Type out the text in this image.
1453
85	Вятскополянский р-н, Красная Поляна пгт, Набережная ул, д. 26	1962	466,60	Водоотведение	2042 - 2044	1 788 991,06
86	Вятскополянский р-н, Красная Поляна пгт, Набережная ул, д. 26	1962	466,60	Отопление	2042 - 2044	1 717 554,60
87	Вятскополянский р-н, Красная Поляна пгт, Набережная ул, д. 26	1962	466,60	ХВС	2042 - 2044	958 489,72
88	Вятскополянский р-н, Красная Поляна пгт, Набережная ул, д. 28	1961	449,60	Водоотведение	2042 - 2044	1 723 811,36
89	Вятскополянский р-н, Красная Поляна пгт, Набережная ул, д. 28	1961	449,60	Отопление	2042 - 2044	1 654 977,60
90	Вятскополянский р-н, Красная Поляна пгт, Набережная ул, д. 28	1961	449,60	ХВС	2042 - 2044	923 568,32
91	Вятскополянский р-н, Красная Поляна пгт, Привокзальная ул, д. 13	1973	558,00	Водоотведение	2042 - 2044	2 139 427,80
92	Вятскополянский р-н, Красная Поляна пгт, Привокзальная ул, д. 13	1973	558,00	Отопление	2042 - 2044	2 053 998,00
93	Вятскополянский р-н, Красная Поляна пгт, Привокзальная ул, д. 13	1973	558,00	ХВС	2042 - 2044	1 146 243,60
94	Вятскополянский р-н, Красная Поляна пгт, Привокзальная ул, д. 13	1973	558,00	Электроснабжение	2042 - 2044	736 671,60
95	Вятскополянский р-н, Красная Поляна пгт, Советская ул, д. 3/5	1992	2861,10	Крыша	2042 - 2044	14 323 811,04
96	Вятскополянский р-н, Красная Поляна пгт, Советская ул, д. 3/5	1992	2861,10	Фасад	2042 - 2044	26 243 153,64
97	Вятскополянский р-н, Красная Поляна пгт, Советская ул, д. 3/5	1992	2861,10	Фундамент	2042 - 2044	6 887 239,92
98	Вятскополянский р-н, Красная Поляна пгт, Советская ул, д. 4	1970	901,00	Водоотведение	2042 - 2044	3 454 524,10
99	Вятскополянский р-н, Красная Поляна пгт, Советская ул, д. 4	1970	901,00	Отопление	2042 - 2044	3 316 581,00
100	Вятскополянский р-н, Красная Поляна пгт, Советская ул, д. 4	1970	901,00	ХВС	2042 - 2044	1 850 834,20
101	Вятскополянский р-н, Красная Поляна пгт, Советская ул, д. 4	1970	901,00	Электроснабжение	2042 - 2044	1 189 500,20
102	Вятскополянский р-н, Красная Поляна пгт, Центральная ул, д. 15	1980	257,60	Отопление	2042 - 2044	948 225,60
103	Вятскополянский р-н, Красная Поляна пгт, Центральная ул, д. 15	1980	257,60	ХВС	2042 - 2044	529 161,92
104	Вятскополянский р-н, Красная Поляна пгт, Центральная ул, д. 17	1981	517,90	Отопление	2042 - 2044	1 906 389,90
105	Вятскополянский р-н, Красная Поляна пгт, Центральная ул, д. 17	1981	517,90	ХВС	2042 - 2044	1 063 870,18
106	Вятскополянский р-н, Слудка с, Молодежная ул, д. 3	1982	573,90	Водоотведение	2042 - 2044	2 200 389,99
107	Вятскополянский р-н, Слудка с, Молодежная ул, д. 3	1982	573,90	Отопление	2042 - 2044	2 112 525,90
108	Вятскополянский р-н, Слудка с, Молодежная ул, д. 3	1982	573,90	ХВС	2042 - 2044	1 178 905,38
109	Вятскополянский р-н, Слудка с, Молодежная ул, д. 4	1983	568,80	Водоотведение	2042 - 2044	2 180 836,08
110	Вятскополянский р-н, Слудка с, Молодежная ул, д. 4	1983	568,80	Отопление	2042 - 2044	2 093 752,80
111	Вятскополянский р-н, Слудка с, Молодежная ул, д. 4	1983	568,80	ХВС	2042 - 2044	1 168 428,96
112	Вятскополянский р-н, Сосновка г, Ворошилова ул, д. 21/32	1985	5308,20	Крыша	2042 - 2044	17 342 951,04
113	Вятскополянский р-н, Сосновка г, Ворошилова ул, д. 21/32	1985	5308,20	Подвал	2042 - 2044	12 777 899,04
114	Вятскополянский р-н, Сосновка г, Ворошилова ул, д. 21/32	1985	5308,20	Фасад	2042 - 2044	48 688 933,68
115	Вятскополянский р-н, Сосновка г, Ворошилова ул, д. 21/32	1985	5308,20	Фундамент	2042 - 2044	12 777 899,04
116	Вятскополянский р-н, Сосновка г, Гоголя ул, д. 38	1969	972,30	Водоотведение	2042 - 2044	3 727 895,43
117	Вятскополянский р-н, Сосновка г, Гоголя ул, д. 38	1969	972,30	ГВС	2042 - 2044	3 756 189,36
* * * * * * *
→ What needs to be done
What is needed here is an exact reproduction of all the entries.

→ Task result
Type out the text in this image.
1453
85	Вятскополянский р-н, Красная Поляна пгт, Набережная ул, д. 26	1962	466,60	Водоотведение	2042 - 2044	1 788 991,06
86	Вятскополянский р-н, Красная Поляна пгт, Набережная ул, д. 26	1962	466,60	Отопление	2042 - 2044	1 717 554,60
87	Вятскополянский р-н, Красная Поляна пгт, Набережная ул, д. 26	1962	466,60	ХВС	2042 - 2044	958 489,72
88	Вятскополянский р-н, Красная Поляна пгт, Набережная ул, д. 28	1961	449,60	Водоотведение	2042 - 2044	1 723 811,36
89	Вятскополянский р-н, Красная Поляна пгт, Набережная ул, д. 28	1961	449,60	Отопление	2042 - 2044	1 654 977,60
90	Вятскополянский р-н, Красная Поляна пгт, Набережная ул, д. 28	1961	449,60	ХВС	2042 - 2044	923 568,32
91	Вятскополянский р-н, Красная Поляна пгт, Привокзальная ул, д. 13	1973	558,00	Водоотведение	2042 - 2044	2 139 427,80
92	Вятскополянский р-н, Красная Поляна пгт, Привокзальная ул, д. 13	1973	558,00	Отопление	2042 - 2044	2 053 998,00
93	Вятскополянский р-н, Красная Поляна пгт, Привокзальная ул, д. 13	1973	558,00	ХВС	2042 - 2044	1 146 243,60
94	Вятскополянский р-н, Красная Поляна пгт, Привокзальная ул, д. 13	1973	558,00	Электроснабжение	2042 - 2044	736 671,60
95	Вятскополянский р-н, Красная Поляна пгт, Советская ул, д. 3/5	1992	2861,10	Крыша	2042 - 2044	14 323 811,04
96	Вятскополянский р-н, Красная Поляна пгт, Советская ул, д. 3/5	1992	2861,10	Фасад	2042 - 2044	26 243 153,64
97	Вятскополянский р-н, Красная Поляна пгт, Советская ул, д. 3/5	1992	2861,10	Фундамент	2042 - 2044	6 887 239,92
98	Вятскополянский р-н, Красная Поляна пгт, Советская ул, д. 4	1970	901,00	Водоотведение	2042 - 2044	3 454 524,10
99	Вятскополянский р-н, Красная Поляна пгт, Советская ул, д. 4	1970	901,00	Отопление	2042 - 2044	3 316 581,00
100	Вятскополянский р-н, Красная Поляна пгт, Советская ул, д. 4	1970	901,00	ХВС	2042 - 2044	1 850 834,20
101	Вятскополянский р-н, Красная Поляна пгт, Советская ул, д. 4	1970	901,00	Электроснабжение	2042 - 2044	1 189 500,20
102	Вятскополянский р-н, Красная Поляна пгт, Центральная ул, д. 15	1980	257,60	Отопление	2042 - 2044	948 225,60
103	Вятскополянский р-н, Красная Поляна пгт, Центральная ул, д. 15	1980	257,60	ХВС	2042 - 2044	529 161,92
104	Вятскополянский р-н, Красная Поляна пгт, Центральная ул, д. 17	1981	517,90	Отопление	2042 - 2044	1 906 389,90
105	Вятскополянский р-н, Красная Поляна пгт, Центральная ул, д. 17	1981	517,90	ХВС	2042 - 2044	1 063 870,18
106	Вятскополянский р-н, Слудка с, Молодежная ул, д. 3	1982	573,90	Водоотведение	2042 - 2044	2 200 389,99
107	Вятскополянский р-н, Слудка с, Молодежная ул, д. 3	1982	573,90	Отопление	2042 - 2044	2 112 525,90
108	Вятскополянский р-н, Слудка с, Молодежная ул, д. 3	1982	573,90	ХВС	2042 - 2044	1 178 905,38
109	Вятскополянский р-н, Слудка с, Молодежная ул, д. 4	1983	568,80	Водоотведение	2042 - 2044	2 180 836,08
110	Вятскополянский р-н, Слудка с, Молодежная ул, д. 4	1983	568,80	Отопление	2042 - 2044	2 093 752,80
111	Вятскополянский р-н, Слудка с, Молодежная ул, д. 4	1983	568,80	ХВС	2042 - 2044	1 168 428,96
112	Вятскополянский р-н, Сосновка г, Ворошилова ул, д. 21/32	1985	5308,20	Крыша	2042 - 2044	17 342 951,04
113	Вятскополянский р-н, Сосновка г, Ворошилова ул, д. 21/32	1985	5308,20	Подвал	2042 - 2044	12 777 899,04
114	Вятскополянский р-н, Сосновка г, Ворошилова ул, д. 21/32	1985	5308,20	Фасад	2042 - 2044	48 688 933,68
115	Вятскополянский р-н, Сосновка г, Ворошилова ул, д. 21/32	1985	5308,20	Фундамент	2042 - 2044	12 777 899,04
116	Вятскополянский р-н, Сосновка г, Гоголя ул, д. 38	1969	972,30	Водоотведение	2042 - 2044	3 727 895,43
117	Вятскополянский р-н, Сосновка г, Гоголя ул, д. 38	1969	972,30	ГВС	2042 - 2044	3 756 189,36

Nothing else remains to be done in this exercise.